* The task *
Drop the images; return everything else in the listing below exactly.

[start of Dataset entries]

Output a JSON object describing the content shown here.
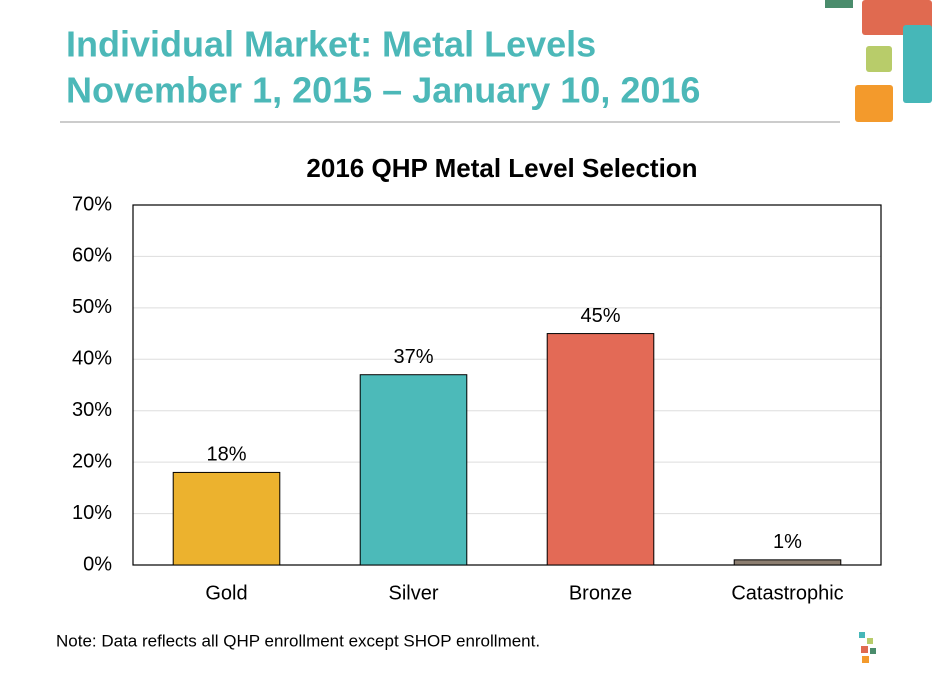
{
  "header": {
    "title_line1": "Individual Market: Metal Levels",
    "title_line2": "November 1, 2015 – January 10, 2016"
  },
  "chart_data": {
    "type": "bar",
    "title": "2016 QHP Metal Level Selection",
    "categories": [
      "Gold",
      "Silver",
      "Bronze",
      "Catastrophic"
    ],
    "values": [
      18,
      37,
      45,
      1
    ],
    "value_labels": [
      "18%",
      "37%",
      "45%",
      "1%"
    ],
    "colors": [
      "#ecb22e",
      "#4cbab9",
      "#e36a56",
      "#8c7e70"
    ],
    "ylim": [
      0,
      70
    ],
    "yticks": [
      {
        "value": 0,
        "label": "0%"
      },
      {
        "value": 10,
        "label": "10%"
      },
      {
        "value": 20,
        "label": "20%"
      },
      {
        "value": 30,
        "label": "30%"
      },
      {
        "value": 40,
        "label": "40%"
      },
      {
        "value": 50,
        "label": "50%"
      },
      {
        "value": 60,
        "label": "60%"
      },
      {
        "value": 70,
        "label": "70%"
      }
    ],
    "grid": true
  },
  "note": "Note: Data reflects all QHP enrollment except SHOP enrollment."
}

[end of Dataset entries]

* Complete output *
Output a JSON object describing the content shown here.
{
  "header": {
    "title_line1": "Individual Market: Metal Levels",
    "title_line2": "November 1, 2015 – January 10, 2016"
  },
  "chart_data": {
    "type": "bar",
    "title": "2016 QHP Metal Level Selection",
    "categories": [
      "Gold",
      "Silver",
      "Bronze",
      "Catastrophic"
    ],
    "values": [
      18,
      37,
      45,
      1
    ],
    "value_labels": [
      "18%",
      "37%",
      "45%",
      "1%"
    ],
    "colors": [
      "#ecb22e",
      "#4cbab9",
      "#e36a56",
      "#8c7e70"
    ],
    "ylim": [
      0,
      70
    ],
    "yticks": [
      {
        "value": 0,
        "label": "0%"
      },
      {
        "value": 10,
        "label": "10%"
      },
      {
        "value": 20,
        "label": "20%"
      },
      {
        "value": 30,
        "label": "30%"
      },
      {
        "value": 40,
        "label": "40%"
      },
      {
        "value": 50,
        "label": "50%"
      },
      {
        "value": 60,
        "label": "60%"
      },
      {
        "value": 70,
        "label": "70%"
      }
    ],
    "grid": true
  },
  "note": "Note: Data reflects all QHP enrollment except SHOP enrollment."
}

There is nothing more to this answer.